── RECORDS SUPPLIED ──

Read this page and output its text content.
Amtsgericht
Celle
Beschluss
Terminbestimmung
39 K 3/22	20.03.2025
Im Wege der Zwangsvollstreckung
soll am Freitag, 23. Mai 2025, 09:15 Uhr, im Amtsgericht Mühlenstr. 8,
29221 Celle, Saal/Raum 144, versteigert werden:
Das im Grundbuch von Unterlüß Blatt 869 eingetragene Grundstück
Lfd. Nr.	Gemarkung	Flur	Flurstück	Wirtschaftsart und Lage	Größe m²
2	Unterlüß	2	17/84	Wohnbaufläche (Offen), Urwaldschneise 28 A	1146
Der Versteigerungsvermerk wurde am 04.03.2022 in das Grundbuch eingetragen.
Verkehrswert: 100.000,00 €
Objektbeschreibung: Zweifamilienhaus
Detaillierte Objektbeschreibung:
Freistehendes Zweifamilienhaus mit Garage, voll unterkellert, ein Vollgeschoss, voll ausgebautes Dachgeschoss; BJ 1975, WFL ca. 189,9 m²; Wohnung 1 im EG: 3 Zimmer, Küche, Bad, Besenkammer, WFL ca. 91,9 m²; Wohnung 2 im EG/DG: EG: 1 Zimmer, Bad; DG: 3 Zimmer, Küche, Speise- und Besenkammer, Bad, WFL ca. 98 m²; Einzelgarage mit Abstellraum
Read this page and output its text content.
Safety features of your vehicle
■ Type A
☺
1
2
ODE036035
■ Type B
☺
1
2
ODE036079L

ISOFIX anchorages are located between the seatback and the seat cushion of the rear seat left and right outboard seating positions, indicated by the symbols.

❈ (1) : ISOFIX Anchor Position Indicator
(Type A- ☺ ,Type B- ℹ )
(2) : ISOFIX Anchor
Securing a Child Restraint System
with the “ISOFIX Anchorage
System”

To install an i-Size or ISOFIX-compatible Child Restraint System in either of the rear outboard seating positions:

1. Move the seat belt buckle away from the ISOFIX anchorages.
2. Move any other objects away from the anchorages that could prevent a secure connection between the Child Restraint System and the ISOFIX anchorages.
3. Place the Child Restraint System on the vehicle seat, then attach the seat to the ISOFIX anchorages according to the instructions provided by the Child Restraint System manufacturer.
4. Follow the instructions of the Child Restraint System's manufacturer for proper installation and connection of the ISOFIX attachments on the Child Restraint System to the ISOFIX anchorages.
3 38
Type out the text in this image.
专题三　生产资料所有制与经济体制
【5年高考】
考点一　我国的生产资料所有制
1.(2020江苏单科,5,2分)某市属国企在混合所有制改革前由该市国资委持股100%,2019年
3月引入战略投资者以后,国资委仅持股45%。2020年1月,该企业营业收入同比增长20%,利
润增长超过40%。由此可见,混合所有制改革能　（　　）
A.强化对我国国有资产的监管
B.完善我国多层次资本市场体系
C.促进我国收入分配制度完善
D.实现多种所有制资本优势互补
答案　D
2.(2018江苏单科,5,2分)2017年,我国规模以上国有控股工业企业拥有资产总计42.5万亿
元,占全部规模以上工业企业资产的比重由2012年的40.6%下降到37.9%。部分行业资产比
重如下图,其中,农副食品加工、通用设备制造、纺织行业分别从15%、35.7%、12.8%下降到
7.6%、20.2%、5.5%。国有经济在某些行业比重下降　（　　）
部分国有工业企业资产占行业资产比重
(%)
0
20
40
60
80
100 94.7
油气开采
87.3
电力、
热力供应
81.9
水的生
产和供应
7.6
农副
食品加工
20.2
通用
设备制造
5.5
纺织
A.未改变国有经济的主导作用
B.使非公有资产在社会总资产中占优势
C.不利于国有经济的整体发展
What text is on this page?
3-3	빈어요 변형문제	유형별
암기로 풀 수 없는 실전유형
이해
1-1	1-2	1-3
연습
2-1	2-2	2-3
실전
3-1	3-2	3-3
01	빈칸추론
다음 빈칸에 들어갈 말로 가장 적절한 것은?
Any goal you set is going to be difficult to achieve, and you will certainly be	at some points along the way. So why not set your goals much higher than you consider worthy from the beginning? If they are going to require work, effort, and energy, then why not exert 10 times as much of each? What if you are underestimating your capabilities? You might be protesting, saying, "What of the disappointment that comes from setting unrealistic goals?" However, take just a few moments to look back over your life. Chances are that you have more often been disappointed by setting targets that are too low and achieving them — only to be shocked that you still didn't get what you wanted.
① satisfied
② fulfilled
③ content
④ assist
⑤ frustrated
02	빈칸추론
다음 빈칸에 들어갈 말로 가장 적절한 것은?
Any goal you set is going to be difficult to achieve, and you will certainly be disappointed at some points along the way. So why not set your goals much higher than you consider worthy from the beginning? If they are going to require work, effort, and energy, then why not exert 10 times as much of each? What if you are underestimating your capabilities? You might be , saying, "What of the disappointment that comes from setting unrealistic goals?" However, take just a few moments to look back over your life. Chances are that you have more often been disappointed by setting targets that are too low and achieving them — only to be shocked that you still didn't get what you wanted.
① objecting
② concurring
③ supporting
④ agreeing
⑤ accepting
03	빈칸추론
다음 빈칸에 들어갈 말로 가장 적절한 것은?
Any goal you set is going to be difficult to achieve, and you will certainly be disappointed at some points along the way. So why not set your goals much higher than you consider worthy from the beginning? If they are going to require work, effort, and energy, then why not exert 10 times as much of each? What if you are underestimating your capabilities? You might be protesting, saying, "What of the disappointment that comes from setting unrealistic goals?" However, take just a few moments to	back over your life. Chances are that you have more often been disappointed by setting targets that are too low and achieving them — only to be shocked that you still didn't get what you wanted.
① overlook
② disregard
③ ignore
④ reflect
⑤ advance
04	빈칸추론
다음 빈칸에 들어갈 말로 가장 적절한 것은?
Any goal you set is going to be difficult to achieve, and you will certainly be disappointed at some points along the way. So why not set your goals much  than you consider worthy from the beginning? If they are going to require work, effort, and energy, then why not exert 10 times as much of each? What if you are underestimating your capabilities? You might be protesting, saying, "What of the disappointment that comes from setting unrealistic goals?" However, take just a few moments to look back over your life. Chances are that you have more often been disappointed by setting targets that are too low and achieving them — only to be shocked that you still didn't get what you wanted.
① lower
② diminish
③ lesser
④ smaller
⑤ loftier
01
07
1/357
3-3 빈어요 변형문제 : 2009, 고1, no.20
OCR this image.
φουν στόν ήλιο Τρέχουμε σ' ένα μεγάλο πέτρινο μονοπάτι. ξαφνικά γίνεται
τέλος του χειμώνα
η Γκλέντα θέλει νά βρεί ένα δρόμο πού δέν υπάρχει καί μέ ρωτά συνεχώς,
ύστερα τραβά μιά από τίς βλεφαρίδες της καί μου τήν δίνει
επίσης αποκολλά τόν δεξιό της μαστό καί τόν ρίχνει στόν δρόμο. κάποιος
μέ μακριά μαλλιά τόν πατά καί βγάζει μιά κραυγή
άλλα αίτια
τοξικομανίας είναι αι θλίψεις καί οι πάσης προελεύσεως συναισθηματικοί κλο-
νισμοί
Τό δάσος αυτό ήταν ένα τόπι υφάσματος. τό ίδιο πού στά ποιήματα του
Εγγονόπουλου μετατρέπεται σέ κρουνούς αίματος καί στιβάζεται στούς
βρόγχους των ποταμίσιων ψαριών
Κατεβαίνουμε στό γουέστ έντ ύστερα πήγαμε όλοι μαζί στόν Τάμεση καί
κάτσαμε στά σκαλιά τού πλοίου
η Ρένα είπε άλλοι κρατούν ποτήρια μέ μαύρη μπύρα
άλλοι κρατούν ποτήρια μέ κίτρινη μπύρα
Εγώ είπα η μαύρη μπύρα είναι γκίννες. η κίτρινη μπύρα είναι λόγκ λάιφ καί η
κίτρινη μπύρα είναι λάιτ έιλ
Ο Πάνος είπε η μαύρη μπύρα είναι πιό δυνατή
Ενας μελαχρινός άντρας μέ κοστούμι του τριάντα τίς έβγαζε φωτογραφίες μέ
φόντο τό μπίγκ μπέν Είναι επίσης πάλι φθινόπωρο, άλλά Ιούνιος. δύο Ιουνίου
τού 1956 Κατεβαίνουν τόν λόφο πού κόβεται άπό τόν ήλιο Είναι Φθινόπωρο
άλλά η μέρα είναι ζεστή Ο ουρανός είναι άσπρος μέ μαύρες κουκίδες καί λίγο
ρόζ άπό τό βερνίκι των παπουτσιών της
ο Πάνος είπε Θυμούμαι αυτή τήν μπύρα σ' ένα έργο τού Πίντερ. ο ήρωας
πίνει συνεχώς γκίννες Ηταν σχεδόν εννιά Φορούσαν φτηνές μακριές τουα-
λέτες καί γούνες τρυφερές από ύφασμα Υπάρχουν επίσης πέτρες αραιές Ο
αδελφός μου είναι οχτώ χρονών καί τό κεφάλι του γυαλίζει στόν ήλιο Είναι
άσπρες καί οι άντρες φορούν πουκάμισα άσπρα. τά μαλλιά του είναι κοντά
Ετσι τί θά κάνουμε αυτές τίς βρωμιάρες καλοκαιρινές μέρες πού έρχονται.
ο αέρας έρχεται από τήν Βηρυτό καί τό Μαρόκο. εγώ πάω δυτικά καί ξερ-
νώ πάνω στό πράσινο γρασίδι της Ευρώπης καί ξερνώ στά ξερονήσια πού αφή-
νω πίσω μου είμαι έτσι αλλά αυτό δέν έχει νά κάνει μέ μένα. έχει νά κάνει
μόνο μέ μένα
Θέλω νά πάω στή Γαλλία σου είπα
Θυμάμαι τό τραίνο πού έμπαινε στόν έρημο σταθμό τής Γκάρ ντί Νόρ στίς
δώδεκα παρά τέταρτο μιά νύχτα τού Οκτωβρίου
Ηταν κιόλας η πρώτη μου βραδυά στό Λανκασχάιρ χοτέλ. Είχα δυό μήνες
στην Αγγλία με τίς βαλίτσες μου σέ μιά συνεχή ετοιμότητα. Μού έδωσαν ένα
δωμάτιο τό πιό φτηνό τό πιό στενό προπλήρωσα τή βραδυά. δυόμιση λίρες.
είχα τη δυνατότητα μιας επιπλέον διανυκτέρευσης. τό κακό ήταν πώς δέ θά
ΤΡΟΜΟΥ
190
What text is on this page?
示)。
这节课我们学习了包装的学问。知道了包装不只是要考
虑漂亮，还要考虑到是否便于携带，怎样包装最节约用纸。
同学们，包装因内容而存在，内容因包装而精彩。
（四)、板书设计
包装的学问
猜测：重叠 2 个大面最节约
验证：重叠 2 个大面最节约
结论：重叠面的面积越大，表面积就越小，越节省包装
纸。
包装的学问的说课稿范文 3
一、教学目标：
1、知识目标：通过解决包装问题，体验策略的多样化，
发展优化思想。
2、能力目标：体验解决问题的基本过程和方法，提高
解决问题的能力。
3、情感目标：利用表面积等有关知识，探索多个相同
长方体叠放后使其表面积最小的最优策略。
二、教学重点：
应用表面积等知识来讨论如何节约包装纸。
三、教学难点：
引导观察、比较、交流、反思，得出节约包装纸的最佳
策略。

───

Pull out the lines above in which the word "Unterlüß" appears.

-- ANSWER TO THE TASK --
Das im Grundbuch von Unterlüß Blatt 869 eingetragene Grundstück
2	Unterlüß	2	17/84	Wohnbaufläche (Offen), Urwaldschneise 28 A	1146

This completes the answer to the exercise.